Passage provided —
=-=-=-=-=
Two input files steer the synthesis: global constraints define the feasible design space (hard limits), and hyper-parameters guide the optimisation objectives (soft preferences). See the Sylva Input Format for the exact fields.

Global constraints (global_constraint.json)

Hard limits that every generated solution must satisfy:

Field Limits
maxWidth, maxHeight Maximum logic area (design width × height).
maxLatency Maximum end-to-end computation latency.
maxPeriod Required sampling period (no AlImp may exceed it).
maxEnergy Maximum total energy.

If the problem is infeasible, relax these limits first.

Hyper-parameters (hyper_parameter.json)

Soft knobs that shape the trade-offs:

Field Effect
bindWArea Weight on total area in the binding objective.
bindWEnergy Weight on total energy in binding.
bindWLatency Weight on latency preference in binding.
bindRelaxationFactor How far above the optimal binding cost a solution may be and still be kept (e.g. 1.1 = within 10 %); enables keeping several candidates.
placeRelaxationFactor Extra whitespace reserved during placement; larger values give more routing room (and potentially more area).
placeReservedRoutingSize Routing area reserved around each AlImp.

Choosing the binding weights

The binding objective is a weighted sum of area and energy (bindWArea·area + bindWEnergy·energy). Increase a weight to bias the solver toward minimising that quantity. For example, raise bindWArea to favour smaller designs, or bindWEnergy to favour lower-energy implementations.

Placement: area vs. routing distance

Placement minimises a weighted combination of occupied area and estimated communication distance. Prioritising routing distance too heavily tends to inflate area for only a small routing gain; a balanced setting (area weighted moderately above distance) is usually a good practical trade-off. Increase placeRelaxationFactor/placeReservedRoutingSize if routing fails to find feasible paths.

Workflow

  1. Start from a generated example's files.
  2. Adjust constraints until the problem is feasible.
  3. Sweep the weights/relaxation factors, re-running sv-dse, and compare the reported area, latency and routed distance (see Read the outputs).

Note

Hyper-parameters currently affect the binding and placement stages. The set of tunable parameters is evolving and may change in future versions.
=-=-=-=-=
Record set —

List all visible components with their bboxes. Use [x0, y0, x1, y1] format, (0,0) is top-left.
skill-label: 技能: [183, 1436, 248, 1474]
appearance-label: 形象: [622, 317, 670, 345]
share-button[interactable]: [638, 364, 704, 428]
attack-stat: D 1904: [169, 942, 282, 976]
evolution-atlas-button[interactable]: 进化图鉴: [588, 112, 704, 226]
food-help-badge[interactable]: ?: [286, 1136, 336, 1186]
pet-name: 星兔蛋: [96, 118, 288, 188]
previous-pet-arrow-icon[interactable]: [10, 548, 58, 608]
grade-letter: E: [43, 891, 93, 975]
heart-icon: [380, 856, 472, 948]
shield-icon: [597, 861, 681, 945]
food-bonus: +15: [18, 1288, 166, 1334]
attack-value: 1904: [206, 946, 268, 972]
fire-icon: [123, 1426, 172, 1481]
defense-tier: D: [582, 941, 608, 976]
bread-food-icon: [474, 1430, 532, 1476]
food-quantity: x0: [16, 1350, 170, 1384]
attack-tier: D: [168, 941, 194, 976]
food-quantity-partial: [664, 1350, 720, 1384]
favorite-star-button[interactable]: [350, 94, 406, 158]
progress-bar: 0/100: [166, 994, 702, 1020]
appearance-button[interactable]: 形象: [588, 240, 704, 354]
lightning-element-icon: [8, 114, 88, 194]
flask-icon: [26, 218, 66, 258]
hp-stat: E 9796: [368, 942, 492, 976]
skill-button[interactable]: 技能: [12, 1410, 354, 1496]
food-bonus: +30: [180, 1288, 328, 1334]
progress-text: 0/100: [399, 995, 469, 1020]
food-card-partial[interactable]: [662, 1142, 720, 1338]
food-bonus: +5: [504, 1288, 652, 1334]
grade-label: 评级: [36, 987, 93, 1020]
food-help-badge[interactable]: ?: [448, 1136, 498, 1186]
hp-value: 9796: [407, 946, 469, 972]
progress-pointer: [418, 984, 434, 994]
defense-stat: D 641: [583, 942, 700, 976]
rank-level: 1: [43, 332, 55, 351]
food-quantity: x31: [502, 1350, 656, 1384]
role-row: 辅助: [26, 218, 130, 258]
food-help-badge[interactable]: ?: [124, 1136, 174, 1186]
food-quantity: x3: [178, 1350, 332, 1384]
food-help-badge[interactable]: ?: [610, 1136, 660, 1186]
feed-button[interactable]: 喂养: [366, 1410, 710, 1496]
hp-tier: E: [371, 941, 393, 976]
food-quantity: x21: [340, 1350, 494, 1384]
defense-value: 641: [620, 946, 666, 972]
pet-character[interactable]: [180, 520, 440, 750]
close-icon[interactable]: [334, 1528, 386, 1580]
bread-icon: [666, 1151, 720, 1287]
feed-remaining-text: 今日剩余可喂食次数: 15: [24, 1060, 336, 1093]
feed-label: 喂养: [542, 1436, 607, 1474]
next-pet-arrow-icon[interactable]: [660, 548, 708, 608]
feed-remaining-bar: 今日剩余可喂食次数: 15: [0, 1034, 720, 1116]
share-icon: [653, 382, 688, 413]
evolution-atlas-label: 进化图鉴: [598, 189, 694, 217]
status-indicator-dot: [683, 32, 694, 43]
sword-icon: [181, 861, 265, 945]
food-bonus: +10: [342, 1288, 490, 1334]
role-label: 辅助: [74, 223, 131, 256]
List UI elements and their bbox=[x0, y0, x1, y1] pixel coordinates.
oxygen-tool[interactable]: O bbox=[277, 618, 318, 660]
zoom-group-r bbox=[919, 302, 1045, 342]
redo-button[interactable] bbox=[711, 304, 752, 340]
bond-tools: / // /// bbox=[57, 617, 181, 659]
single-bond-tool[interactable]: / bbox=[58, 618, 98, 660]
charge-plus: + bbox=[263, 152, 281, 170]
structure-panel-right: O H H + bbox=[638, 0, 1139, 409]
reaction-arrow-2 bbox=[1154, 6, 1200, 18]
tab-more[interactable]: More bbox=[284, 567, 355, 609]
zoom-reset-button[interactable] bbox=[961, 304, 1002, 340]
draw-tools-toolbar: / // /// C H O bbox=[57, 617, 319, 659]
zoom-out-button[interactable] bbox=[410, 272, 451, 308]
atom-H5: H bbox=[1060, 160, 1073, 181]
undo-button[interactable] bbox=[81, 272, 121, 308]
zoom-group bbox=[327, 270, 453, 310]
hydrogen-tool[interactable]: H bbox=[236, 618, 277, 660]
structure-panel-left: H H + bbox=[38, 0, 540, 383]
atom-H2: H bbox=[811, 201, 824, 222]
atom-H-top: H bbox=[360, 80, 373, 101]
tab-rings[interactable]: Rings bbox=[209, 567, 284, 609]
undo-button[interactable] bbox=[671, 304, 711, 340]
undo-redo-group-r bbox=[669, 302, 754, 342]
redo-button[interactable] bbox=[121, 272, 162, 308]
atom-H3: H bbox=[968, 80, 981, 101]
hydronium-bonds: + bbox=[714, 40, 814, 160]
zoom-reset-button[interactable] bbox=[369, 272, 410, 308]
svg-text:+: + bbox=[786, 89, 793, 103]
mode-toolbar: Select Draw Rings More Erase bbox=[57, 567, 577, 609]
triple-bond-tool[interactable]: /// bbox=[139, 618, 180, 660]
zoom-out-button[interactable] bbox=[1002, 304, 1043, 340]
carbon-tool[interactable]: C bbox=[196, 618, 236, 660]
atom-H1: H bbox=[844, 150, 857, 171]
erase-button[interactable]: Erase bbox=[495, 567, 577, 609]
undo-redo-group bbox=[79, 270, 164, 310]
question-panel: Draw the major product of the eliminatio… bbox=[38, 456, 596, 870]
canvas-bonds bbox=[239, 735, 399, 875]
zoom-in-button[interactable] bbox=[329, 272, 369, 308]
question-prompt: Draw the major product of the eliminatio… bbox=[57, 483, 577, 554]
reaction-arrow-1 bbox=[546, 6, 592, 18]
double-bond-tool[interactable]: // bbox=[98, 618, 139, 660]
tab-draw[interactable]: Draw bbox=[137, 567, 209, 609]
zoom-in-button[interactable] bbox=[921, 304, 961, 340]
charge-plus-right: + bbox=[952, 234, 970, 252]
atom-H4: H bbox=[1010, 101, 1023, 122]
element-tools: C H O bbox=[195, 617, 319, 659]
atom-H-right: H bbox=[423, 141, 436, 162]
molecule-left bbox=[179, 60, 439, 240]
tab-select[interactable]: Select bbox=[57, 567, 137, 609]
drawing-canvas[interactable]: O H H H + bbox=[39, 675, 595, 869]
=-=-=-=-=
Work item A —
In the passage on constraints and hyper-parameters, what should be done first if the problem is infeasible?
Work item B —
For each statement, say whether it agrees with the passage on constraints and hyper-parameters. Answer yes or no and quote the words that decide it.
(i) maxPeriod is a required sampling period that no AlImp may exceed.
(ii) Hyper-parameters currently affect only the routing stage.
(iii) A bindRelaxationFactor of 1.1 keeps solutions within 10 % of the optimal binding cost.
Work item C —
Copy the stretch of the passage on constraints and hyper-parameters from "Field Effect" through "preference in binding.".

Your solution A —
Relax the hard limits set by the global constraints.

Your solution B —
(i) Yes: "Required sampling period (no AlImp may exceed it)."
(ii) No: "Hyper-parameters currently affect the binding and placement stages."
(iii) Yes: "e.g. 1.1 = within 10 %"

Your solution C —
Field Effect
bindWArea Weight on total area in the binding objective.
bindWEnergy Weight on total energy in binding.
bindWLatency Weight on latency preference in binding.